DESCRIPTION OF THE TASK ▸ Look through the lines of the material and count those containing "Derived". Give that count alone.

========

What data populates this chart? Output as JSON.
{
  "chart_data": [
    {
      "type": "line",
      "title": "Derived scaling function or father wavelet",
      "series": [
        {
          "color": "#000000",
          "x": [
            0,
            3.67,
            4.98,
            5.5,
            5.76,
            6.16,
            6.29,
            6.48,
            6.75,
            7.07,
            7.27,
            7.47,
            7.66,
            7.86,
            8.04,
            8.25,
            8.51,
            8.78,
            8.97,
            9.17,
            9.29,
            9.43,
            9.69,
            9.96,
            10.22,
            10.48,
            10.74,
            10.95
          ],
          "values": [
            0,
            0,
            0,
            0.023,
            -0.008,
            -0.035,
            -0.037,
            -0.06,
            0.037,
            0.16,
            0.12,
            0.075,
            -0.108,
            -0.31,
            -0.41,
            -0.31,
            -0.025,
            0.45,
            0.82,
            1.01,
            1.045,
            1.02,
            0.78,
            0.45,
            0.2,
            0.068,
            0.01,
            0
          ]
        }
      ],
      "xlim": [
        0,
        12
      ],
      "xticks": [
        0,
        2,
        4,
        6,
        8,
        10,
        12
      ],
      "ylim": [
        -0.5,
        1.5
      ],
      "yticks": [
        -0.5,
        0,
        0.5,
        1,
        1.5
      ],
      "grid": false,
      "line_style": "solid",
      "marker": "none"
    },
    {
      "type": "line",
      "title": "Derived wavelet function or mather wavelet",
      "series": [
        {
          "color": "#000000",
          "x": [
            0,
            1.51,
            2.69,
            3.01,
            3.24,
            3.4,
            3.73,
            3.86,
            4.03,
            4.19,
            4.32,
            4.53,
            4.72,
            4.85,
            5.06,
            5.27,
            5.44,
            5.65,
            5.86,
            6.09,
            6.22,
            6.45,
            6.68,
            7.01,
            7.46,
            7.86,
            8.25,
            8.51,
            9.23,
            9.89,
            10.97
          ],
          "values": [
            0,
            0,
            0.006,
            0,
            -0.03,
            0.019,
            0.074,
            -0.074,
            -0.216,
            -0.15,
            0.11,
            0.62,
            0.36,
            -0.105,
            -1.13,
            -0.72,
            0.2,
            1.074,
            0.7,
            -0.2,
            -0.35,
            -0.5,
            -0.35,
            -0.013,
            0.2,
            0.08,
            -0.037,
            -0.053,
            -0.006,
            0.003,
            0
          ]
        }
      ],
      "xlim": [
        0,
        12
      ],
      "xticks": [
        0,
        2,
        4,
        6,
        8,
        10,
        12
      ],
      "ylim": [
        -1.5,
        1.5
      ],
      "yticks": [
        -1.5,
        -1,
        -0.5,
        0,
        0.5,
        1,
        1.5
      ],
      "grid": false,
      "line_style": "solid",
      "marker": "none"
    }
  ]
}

========

WRITTEN REPLY ▸ 2